- TASK TO CARRY OUT
Reply with one number: the count of lines in the records below that hold "relative".

- DATA SUPPLIED
........
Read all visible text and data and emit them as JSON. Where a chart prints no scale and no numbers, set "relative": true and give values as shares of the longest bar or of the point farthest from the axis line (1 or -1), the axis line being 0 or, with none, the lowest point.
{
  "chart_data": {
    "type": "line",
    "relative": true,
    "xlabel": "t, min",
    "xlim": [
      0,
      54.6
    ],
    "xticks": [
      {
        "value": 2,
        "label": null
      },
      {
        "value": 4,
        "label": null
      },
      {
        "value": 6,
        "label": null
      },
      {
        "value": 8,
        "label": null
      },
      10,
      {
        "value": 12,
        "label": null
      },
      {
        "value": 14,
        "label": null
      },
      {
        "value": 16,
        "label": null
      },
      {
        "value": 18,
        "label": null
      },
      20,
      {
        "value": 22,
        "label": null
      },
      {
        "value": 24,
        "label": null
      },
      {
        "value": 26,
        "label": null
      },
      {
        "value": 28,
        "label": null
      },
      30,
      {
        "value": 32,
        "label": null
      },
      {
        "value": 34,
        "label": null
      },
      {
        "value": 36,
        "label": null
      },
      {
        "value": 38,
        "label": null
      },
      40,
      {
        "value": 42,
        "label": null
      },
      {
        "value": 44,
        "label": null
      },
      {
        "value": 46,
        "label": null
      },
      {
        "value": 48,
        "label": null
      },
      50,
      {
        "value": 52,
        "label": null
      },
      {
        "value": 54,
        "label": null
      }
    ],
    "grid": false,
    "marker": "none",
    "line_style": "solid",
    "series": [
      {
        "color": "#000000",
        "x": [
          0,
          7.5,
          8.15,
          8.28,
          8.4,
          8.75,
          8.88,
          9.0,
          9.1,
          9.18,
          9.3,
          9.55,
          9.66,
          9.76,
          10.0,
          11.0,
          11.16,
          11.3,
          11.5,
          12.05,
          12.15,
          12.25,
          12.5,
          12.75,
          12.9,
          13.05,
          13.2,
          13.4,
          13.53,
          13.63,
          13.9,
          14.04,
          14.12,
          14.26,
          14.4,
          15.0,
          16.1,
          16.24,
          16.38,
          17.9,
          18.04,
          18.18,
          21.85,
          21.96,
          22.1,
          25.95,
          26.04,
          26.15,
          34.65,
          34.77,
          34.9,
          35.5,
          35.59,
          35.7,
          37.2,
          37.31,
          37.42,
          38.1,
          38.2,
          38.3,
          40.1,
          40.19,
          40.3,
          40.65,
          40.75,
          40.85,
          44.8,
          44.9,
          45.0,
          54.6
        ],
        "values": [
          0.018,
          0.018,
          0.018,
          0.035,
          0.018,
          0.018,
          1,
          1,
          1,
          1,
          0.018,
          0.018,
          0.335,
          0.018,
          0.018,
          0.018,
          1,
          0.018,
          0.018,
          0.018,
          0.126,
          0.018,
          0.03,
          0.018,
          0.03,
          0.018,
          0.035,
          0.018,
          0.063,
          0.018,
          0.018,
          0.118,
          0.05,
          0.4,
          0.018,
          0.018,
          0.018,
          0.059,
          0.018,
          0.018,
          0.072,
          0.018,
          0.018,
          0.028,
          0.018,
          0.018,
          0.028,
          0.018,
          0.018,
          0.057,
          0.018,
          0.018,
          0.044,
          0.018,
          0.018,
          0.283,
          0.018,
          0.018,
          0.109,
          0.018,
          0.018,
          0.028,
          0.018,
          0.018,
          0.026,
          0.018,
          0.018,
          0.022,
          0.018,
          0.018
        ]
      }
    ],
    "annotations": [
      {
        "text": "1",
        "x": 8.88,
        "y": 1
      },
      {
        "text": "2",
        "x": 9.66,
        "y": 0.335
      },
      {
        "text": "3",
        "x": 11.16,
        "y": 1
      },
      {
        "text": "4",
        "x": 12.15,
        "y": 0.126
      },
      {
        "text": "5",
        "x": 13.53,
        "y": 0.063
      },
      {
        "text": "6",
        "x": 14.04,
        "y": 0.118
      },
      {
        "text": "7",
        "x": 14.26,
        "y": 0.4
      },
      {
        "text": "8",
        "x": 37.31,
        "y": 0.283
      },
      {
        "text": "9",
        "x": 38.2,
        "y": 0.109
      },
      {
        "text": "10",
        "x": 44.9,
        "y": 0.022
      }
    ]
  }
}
........
- TASK RESULT
2